=== Given records ===
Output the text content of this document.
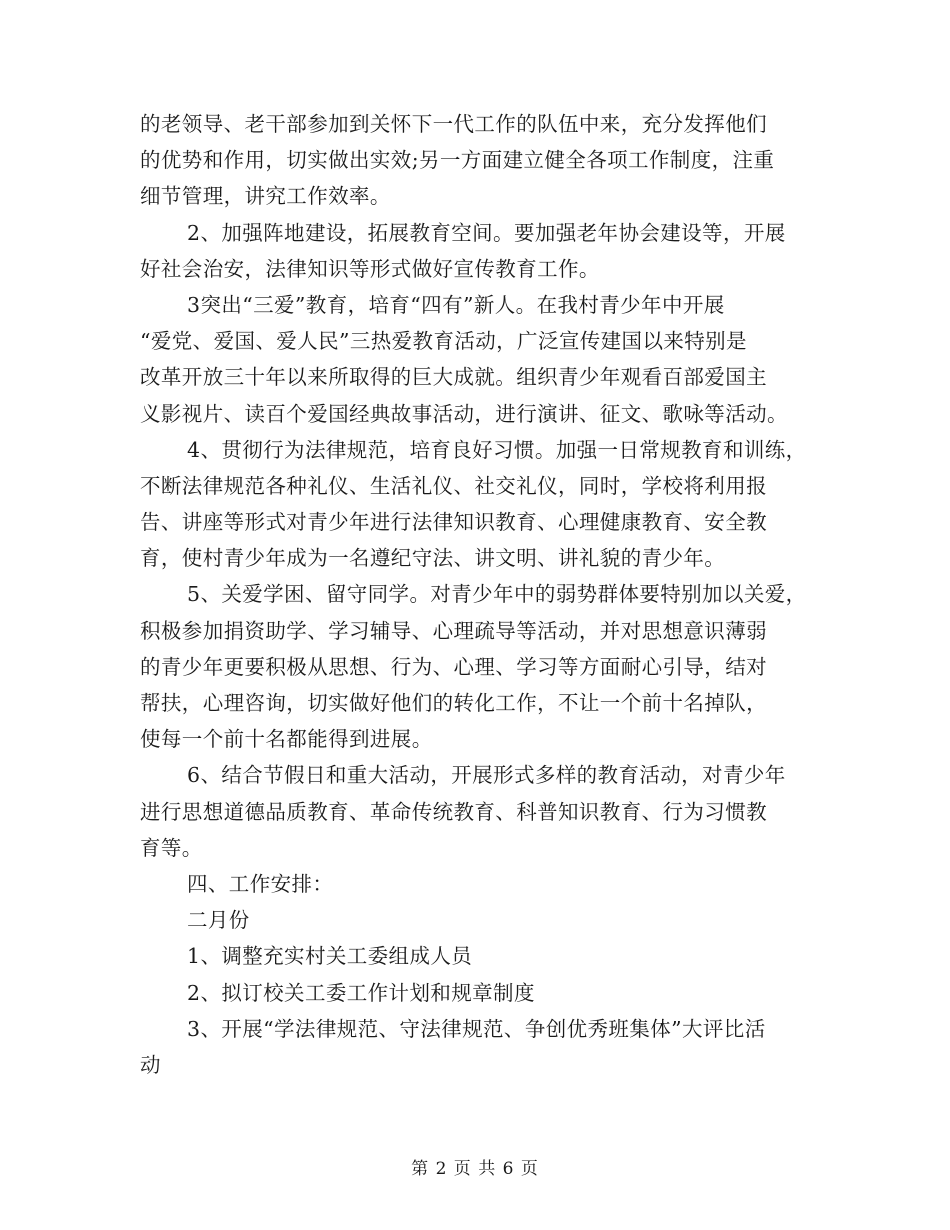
的老领导、老干部参加到关怀下一代工作的队伍中来，充分发挥他们
的优势和作用，切实做出实效;另一方面建立健全各项工作制度，注重
细节管理，讲究工作效率。
2、加强阵地建设，拓展教育空间。要加强老年协会建设等，开展
好社会治安，法律知识等形式做好宣传教育工作。
3突出“三爱”教育，培育“四有”新人。在我村青少年中开展
“爱党、爱国、爱人民”三热爱教育活动，广泛宣传建国以来特别是
改革开放三十年以来所取得的巨大成就。组织青少年观看百部爱国主
义影视片、读百个爱国经典故事活动，进行演讲、征文、歌咏等活动。
4、贯彻行为法律规范，培育良好习惯。加强一日常规教育和训练，
不断法律规范各种礼仪、生活礼仪、社交礼仪，同时，学校将利用报
告、讲座等形式对青少年进行法律知识教育、心理健康教育、安全教
育，使村青少年成为一名遵纪守法、讲文明、讲礼貌的青少年。
5、关爱学困、留守同学。对青少年中的弱势群体要特别加以关爱，
积极参加捐资助学、学习辅导、心理疏导等活动，并对思想意识薄弱
的青少年更要积极从思想、行为、心理、学习等方面耐心引导，结对
帮扶，心理咨询，切实做好他们的转化工作，不让一个前十名掉队，
使每一个前十名都能得到进展。
6、结合节假日和重大活动，开展形式多样的教育活动，对青少年
进行思想道德品质教育、革命传统教育、科普知识教育、行为习惯教
育等。
四、工作安排：
二月份
1、调整充实村关工委组成人员
2、拟订校关工委工作计划和规章制度
3、开展“学法律规范、守法律规范、争创优秀班集体”大评比活
动
第 2 页 共 6 页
===
◆ **Task to carry out**: All records must be output exactly as they are, except for the pictures, which are left out.

◆ **Expected output**:
Output the text content of this document.
的老领导、老干部参加到关怀下一代工作的队伍中来，充分发挥他们
的优势和作用，切实做出实效;另一方面建立健全各项工作制度，注重
细节管理，讲究工作效率。
2、加强阵地建设，拓展教育空间。要加强老年协会建设等，开展
好社会治安，法律知识等形式做好宣传教育工作。
3突出“三爱”教育，培育“四有”新人。在我村青少年中开展
“爱党、爱国、爱人民”三热爱教育活动，广泛宣传建国以来特别是
改革开放三十年以来所取得的巨大成就。组织青少年观看百部爱国主
义影视片、读百个爱国经典故事活动，进行演讲、征文、歌咏等活动。
4、贯彻行为法律规范，培育良好习惯。加强一日常规教育和训练，
不断法律规范各种礼仪、生活礼仪、社交礼仪，同时，学校将利用报
告、讲座等形式对青少年进行法律知识教育、心理健康教育、安全教
育，使村青少年成为一名遵纪守法、讲文明、讲礼貌的青少年。
5、关爱学困、留守同学。对青少年中的弱势群体要特别加以关爱，
积极参加捐资助学、学习辅导、心理疏导等活动，并对思想意识薄弱
的青少年更要积极从思想、行为、心理、学习等方面耐心引导，结对
帮扶，心理咨询，切实做好他们的转化工作，不让一个前十名掉队，
使每一个前十名都能得到进展。
6、结合节假日和重大活动，开展形式多样的教育活动，对青少年
进行思想道德品质教育、革命传统教育、科普知识教育、行为习惯教
育等。
四、工作安排：
二月份
1、调整充实村关工委组成人员
2、拟订校关工委工作计划和规章制度
3、开展“学法律规范、守法律规范、争创优秀班集体”大评比活
动
第 2 页 共 6 页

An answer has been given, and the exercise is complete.